Dataset entries »
..........
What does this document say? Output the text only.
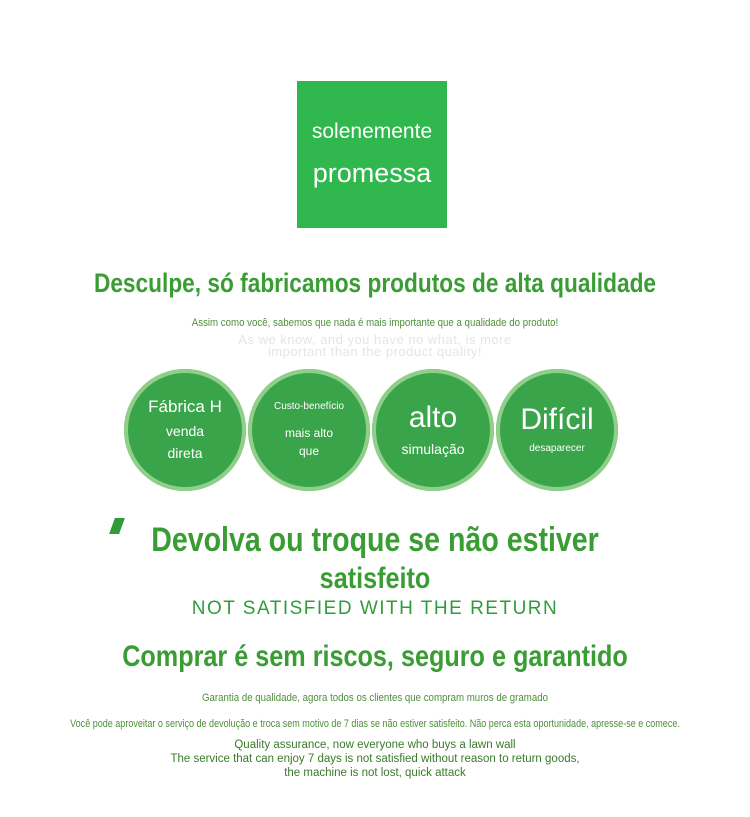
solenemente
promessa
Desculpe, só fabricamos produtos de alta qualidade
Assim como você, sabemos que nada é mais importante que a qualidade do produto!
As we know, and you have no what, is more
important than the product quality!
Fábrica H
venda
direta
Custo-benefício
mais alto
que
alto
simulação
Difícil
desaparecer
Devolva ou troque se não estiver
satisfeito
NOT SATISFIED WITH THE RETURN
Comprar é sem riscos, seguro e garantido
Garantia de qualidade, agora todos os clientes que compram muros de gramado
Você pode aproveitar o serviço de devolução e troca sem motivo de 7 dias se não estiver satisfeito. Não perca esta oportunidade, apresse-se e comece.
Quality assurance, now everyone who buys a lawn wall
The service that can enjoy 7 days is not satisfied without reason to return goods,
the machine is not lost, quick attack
..........
Exercise details » In the entries above, find lines with "qualidade" and copy each.

Final result »
Desculpe, só fabricamos produtos de alta qualidade
Assim como você, sabemos que nada é mais importante que a qualidade do produto!
Garantia de qualidade, agora todos os clientes que compram muros de gramado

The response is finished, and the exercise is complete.